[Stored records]
-=-=-

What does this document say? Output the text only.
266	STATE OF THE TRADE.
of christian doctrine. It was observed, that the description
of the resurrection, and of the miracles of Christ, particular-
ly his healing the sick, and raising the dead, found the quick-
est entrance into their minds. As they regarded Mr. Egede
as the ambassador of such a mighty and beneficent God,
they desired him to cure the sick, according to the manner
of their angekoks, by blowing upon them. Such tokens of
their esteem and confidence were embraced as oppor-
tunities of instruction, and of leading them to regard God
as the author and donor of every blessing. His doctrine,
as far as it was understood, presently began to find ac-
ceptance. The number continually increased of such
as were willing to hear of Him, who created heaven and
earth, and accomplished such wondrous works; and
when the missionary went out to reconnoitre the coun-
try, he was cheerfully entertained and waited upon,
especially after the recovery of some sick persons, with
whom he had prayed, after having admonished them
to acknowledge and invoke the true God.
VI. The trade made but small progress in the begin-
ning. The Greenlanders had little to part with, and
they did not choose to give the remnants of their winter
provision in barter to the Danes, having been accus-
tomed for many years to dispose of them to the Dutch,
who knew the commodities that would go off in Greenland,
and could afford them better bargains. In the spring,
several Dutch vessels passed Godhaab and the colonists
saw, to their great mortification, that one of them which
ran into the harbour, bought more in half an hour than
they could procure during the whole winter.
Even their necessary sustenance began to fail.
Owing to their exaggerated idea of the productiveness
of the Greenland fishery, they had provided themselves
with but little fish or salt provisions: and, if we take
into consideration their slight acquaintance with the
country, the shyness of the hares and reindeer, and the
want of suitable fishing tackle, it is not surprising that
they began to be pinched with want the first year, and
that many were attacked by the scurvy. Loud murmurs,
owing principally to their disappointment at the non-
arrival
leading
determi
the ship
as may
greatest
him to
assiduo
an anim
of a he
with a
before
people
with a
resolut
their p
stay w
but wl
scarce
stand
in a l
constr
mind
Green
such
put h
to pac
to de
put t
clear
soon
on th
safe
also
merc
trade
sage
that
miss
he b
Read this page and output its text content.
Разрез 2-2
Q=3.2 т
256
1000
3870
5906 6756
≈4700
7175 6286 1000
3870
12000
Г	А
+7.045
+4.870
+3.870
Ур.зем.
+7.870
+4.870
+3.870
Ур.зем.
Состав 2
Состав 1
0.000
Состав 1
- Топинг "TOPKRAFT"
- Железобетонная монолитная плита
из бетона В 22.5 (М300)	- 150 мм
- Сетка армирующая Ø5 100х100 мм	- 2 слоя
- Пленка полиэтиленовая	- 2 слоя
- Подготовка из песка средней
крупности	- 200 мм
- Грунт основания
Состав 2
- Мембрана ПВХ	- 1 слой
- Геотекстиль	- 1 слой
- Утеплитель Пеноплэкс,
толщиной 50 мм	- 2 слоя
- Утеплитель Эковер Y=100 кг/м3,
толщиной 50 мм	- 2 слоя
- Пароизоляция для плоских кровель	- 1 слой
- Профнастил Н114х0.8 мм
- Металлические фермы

-=-=-

WHAT IS EXPECTED: Retype the records above exactly.

ANSWER IN FULL:
What does this document say? Output the text only.
266	STATE OF THE TRADE.
of christian doctrine. It was observed, that the description
of the resurrection, and of the miracles of Christ, particular-
ly his healing the sick, and raising the dead, found the quick-
est entrance into their minds. As they regarded Mr. Egede
as the ambassador of such a mighty and beneficent God,
they desired him to cure the sick, according to the manner
of their angekoks, by blowing upon them. Such tokens of
their esteem and confidence were embraced as oppor-
tunities of instruction, and of leading them to regard God
as the author and donor of every blessing. His doctrine,
as far as it was understood, presently began to find ac-
ceptance. The number continually increased of such
as were willing to hear of Him, who created heaven and
earth, and accomplished such wondrous works; and
when the missionary went out to reconnoitre the coun-
try, he was cheerfully entertained and waited upon,
especially after the recovery of some sick persons, with
whom he had prayed, after having admonished them
to acknowledge and invoke the true God.
VI. The trade made but small progress in the begin-
ning. The Greenlanders had little to part with, and
they did not choose to give the remnants of their winter
provision in barter to the Danes, having been accus-
tomed for many years to dispose of them to the Dutch,
who knew the commodities that would go off in Greenland,
and could afford them better bargains. In the spring,
several Dutch vessels passed Godhaab and the colonists
saw, to their great mortification, that one of them which
ran into the harbour, bought more in half an hour than
they could procure during the whole winter.
Even their necessary sustenance began to fail.
Owing to their exaggerated idea of the productiveness
of the Greenland fishery, they had provided themselves
with but little fish or salt provisions: and, if we take
into consideration their slight acquaintance with the
country, the shyness of the hares and reindeer, and the
want of suitable fishing tackle, it is not surprising that
they began to be pinched with want the first year, and
that many were attacked by the scurvy. Loud murmurs,
owing principally to their disappointment at the non-
arrival
leading
determi
the ship
as may
greatest
him to
assiduo
an anim
of a he
with a
before
people
with a
resolut
their p
stay w
but wl
scarce
stand
in a l
constr
mind
Green
such
put h
to pac
to de
put t
clear
soon
on th
safe
also
merc
trade
sage
that
miss
he b
Read this page and output its text content.
Разрез 2-2
Q=3.2 т
256
1000
3870
5906 6756
≈4700
7175 6286 1000
3870
12000
Г	А
+7.045
+4.870
+3.870
Ур.зем.
+7.870
+4.870
+3.870
Ур.зем.
Состав 2
Состав 1
0.000
Состав 1
- Топинг "TOPKRAFT"
- Железобетонная монолитная плита
из бетона В 22.5 (М300)	- 150 мм
- Сетка армирующая Ø5 100х100 мм	- 2 слоя
- Пленка полиэтиленовая	- 2 слоя
- Подготовка из песка средней
крупности	- 200 мм
- Грунт основания
Состав 2
- Мембрана ПВХ	- 1 слой
- Геотекстиль	- 1 слой
- Утеплитель Пеноплэкс,
толщиной 50 мм	- 2 слоя
- Утеплитель Эковер Y=100 кг/м3,
толщиной 50 мм	- 2 слоя
- Пароизоляция для плоских кровель	- 1 слой
- Профнастил Н114х0.8 мм
- Металлические фермы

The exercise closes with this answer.